--- Extract provided ---
↓
A popular Firefox add-on is secretly logging users' browsing history, according to reports from the author of the uBlock Origin ad blocker and Mike Kuketz, a German privacy and security blogger. The add-on in question is named Web Security and is currently installed by 222,746 Firefox users, according to the official Mozilla Add-ons Portal. The add-on's description claims Web Security "actively protects you from malware, tampered websites or phishing sites that aim to steal your personal data."

Its high install count and positive reviews got the add-on on a list of recommended security and privacy add-ons on the official Firefox blog last week.

But this boost of attention from the Mozilla team didn't go down as intended. Hours after Mozilla's blog post, Raymond Hill, the author of the uBlock Origin ad blocker pointed out on Reddit that the add-on exhibited a weird behavior.
↑
--- Task brief ---
Please retype part of the article on the Web Security add-on, starting at the words "But this boost" and stopping after "a weird behavior.". The data that comes next is separate material.

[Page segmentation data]
↓
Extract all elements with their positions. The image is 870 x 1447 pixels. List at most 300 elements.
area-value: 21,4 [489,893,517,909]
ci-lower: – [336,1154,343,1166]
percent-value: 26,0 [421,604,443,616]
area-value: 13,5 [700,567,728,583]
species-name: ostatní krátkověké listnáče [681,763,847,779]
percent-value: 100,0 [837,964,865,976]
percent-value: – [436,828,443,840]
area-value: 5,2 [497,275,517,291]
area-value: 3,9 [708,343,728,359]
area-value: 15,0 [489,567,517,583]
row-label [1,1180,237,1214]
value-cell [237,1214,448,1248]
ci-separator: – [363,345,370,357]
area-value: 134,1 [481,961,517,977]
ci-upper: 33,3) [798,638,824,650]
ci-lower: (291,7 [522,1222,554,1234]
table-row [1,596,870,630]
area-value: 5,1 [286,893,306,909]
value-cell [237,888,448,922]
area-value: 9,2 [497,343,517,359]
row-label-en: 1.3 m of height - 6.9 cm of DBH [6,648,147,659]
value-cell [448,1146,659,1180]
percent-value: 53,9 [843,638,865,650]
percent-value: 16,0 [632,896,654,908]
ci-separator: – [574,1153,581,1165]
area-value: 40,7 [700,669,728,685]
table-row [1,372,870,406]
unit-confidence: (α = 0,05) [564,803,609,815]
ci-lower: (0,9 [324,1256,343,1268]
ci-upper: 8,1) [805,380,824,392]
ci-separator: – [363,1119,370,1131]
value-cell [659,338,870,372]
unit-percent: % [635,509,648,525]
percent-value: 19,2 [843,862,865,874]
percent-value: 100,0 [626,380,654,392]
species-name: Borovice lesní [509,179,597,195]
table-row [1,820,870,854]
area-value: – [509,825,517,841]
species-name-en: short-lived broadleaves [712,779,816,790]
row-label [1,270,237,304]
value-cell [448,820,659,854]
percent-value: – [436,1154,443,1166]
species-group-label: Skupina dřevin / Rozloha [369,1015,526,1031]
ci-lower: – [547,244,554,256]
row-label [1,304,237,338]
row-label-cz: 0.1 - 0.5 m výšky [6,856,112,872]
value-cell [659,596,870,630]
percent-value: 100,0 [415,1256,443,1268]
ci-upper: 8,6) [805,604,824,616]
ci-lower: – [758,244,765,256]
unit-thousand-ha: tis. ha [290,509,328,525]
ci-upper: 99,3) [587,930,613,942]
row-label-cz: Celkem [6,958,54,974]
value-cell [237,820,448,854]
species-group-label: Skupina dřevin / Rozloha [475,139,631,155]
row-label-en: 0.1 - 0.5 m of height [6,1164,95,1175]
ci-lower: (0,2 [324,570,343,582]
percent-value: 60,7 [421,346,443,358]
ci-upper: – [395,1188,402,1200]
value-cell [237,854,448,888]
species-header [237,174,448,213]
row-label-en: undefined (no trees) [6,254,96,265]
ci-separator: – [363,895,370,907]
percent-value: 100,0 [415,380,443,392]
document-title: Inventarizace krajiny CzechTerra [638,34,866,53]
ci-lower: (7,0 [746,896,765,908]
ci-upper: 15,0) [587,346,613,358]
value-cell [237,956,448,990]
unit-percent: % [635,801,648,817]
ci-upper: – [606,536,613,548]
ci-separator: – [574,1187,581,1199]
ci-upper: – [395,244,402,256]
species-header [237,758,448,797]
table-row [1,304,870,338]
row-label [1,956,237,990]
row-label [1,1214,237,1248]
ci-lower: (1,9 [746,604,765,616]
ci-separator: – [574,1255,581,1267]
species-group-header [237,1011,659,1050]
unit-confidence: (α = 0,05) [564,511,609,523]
↑
--- Written answer ---
But this boost of attention from the Mozilla team didn't go down as intended. Hours after Mozilla's blog post, Raymond Hill, the author of the uBlock Origin ad blocker pointed out on Reddit that the add-on exhibited a weird behavior.